- _What you have to do_: Report, as a bare number, how many lines hold "filter".

[Part of a data file]
* begin *
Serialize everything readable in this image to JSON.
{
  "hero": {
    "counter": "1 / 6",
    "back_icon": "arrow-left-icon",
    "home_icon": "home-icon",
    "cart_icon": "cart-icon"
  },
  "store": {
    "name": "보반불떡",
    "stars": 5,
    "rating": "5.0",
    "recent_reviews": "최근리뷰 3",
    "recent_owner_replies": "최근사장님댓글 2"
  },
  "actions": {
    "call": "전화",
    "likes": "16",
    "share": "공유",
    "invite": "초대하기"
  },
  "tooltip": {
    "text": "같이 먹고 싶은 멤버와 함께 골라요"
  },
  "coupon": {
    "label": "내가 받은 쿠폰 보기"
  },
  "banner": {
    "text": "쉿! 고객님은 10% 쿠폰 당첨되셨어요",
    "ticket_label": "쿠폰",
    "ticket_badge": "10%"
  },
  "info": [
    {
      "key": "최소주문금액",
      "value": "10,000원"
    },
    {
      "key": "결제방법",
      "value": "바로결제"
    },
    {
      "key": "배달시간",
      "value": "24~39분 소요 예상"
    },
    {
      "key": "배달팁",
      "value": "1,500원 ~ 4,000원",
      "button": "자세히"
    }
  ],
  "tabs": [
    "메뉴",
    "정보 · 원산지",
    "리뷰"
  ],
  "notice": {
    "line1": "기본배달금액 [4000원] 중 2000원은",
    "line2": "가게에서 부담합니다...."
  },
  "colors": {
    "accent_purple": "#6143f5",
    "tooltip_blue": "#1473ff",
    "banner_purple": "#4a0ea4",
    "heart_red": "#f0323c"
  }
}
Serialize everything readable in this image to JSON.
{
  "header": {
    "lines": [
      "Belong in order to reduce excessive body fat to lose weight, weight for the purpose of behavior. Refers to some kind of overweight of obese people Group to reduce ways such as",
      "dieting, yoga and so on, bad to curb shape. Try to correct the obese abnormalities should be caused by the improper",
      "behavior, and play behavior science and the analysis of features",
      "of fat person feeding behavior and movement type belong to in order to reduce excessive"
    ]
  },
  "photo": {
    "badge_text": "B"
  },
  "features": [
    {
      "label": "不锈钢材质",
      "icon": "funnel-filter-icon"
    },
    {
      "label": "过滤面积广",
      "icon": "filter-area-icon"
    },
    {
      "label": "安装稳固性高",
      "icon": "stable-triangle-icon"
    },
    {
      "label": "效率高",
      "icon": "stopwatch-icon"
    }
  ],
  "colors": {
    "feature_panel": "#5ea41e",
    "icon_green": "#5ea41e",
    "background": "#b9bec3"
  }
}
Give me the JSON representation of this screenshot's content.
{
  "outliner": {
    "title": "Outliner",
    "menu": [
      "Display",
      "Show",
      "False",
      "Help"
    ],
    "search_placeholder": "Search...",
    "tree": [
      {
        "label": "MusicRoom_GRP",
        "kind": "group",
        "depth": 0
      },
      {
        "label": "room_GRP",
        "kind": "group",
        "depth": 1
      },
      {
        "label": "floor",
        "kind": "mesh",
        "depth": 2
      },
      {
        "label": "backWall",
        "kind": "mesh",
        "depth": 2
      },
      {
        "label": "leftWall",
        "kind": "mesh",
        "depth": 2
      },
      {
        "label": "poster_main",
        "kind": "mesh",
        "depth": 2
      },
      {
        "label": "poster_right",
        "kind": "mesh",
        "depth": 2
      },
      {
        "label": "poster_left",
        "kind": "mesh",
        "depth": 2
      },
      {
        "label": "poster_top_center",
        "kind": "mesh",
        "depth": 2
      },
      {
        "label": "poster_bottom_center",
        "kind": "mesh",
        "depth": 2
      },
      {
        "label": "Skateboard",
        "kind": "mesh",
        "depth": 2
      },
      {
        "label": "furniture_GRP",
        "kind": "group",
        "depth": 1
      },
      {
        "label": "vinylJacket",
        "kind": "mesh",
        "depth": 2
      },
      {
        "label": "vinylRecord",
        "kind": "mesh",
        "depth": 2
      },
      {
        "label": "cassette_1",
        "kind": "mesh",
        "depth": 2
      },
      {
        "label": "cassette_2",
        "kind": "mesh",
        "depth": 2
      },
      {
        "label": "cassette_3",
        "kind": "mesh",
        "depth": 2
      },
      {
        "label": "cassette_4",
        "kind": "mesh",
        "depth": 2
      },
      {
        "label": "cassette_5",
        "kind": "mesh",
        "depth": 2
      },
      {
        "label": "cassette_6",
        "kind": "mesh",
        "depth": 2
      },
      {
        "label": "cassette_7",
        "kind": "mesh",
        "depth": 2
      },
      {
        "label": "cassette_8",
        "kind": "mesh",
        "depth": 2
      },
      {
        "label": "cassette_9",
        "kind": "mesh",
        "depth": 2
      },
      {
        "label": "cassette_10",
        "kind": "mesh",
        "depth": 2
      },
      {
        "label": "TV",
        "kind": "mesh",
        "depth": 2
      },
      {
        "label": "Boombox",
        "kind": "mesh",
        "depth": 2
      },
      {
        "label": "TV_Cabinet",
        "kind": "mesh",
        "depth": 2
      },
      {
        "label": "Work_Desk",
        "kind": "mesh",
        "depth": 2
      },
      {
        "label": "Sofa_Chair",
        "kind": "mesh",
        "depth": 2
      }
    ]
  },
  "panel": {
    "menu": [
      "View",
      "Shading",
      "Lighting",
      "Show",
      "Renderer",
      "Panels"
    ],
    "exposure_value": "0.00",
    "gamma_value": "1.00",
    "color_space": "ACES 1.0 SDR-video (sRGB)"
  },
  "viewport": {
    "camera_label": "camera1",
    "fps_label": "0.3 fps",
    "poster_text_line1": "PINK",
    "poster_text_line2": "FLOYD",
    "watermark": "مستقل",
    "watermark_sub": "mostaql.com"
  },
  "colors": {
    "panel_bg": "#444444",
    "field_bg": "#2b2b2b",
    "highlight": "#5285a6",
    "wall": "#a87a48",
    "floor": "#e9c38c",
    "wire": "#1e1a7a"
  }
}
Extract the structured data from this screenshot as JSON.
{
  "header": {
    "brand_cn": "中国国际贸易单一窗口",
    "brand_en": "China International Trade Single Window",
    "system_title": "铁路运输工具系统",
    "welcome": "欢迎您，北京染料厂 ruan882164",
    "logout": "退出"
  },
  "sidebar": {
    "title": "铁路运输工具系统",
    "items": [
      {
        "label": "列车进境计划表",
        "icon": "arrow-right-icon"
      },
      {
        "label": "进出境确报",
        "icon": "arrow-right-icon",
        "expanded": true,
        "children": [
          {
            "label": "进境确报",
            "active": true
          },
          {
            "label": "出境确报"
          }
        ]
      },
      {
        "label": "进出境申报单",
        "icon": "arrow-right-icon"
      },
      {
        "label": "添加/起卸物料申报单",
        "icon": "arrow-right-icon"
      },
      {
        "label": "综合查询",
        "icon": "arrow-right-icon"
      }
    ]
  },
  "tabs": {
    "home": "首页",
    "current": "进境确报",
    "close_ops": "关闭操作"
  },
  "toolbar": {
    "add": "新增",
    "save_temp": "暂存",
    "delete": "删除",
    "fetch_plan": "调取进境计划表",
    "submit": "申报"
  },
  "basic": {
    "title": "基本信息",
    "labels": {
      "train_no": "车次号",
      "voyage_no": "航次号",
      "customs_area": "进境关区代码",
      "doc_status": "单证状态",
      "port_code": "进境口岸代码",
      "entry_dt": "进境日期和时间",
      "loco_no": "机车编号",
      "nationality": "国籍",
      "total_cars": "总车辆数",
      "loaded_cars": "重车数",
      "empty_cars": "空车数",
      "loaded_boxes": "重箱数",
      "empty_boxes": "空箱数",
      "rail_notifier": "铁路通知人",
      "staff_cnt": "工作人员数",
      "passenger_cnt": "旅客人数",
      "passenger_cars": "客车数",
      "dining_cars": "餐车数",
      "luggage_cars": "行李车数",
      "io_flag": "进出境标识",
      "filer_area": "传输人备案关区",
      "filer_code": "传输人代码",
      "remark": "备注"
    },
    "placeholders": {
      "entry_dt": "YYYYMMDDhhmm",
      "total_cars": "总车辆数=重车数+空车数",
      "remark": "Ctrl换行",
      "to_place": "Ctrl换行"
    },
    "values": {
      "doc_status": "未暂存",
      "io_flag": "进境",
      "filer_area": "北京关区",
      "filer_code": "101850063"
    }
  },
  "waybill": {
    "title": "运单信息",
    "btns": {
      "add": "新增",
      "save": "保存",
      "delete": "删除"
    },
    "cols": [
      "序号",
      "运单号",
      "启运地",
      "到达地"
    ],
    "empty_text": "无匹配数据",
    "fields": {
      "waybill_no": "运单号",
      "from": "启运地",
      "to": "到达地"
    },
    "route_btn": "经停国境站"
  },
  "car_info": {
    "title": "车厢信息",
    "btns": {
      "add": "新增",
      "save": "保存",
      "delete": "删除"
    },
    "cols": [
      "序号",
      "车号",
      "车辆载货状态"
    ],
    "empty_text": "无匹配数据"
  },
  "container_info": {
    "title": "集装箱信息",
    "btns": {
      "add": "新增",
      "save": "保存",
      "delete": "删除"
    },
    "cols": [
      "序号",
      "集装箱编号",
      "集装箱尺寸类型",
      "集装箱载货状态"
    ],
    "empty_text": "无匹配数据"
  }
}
* end *
- _Exercise response_: 2